* _AIM_: Write each record again exactly as it stands.

[Rows from a dataset]
━━━━━━━━━━━━━━━━━━━━

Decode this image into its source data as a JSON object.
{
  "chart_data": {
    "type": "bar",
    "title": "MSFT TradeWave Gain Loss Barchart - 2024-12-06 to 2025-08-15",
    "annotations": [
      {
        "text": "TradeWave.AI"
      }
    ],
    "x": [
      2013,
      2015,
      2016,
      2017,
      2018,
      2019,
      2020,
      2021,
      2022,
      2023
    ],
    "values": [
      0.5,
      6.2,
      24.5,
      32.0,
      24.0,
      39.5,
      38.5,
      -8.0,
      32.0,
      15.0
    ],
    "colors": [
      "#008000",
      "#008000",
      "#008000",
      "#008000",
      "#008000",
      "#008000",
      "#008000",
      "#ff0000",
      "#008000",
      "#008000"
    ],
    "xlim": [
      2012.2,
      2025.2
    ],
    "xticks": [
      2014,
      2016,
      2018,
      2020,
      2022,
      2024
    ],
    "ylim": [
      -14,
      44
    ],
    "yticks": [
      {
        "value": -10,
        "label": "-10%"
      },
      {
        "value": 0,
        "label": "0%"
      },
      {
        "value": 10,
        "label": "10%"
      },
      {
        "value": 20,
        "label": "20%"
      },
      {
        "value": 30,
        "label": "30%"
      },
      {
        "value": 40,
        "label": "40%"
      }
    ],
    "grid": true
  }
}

━━━━━━━━━━━━━━━━━━━━

* _OUTPUT OF THE TASK_:
Decode this image into its source data as a JSON object.
{
  "chart_data": {
    "type": "bar",
    "title": "MSFT TradeWave Gain Loss Barchart - 2024-12-06 to 2025-08-15",
    "annotations": [
      {
        "text": "TradeWave.AI"
      }
    ],
    "x": [
      2013,
      2015,
      2016,
      2017,
      2018,
      2019,
      2020,
      2021,
      2022,
      2023
    ],
    "values": [
      0.5,
      6.2,
      24.5,
      32.0,
      24.0,
      39.5,
      38.5,
      -8.0,
      32.0,
      15.0
    ],
    "colors": [
      "#008000",
      "#008000",
      "#008000",
      "#008000",
      "#008000",
      "#008000",
      "#008000",
      "#ff0000",
      "#008000",
      "#008000"
    ],
    "xlim": [
      2012.2,
      2025.2
    ],
    "xticks": [
      2014,
      2016,
      2018,
      2020,
      2022,
      2024
    ],
    "ylim": [
      -14,
      44
    ],
    "yticks": [
      {
        "value": -10,
        "label": "-10%"
      },
      {
        "value": 0,
        "label": "0%"
      },
      {
        "value": 10,
        "label": "10%"
      },
      {
        "value": 20,
        "label": "20%"
      },
      {
        "value": 30,
        "label": "30%"
      },
      {
        "value": 40,
        "label": "40%"
      }
    ],
    "grid": true
  }
}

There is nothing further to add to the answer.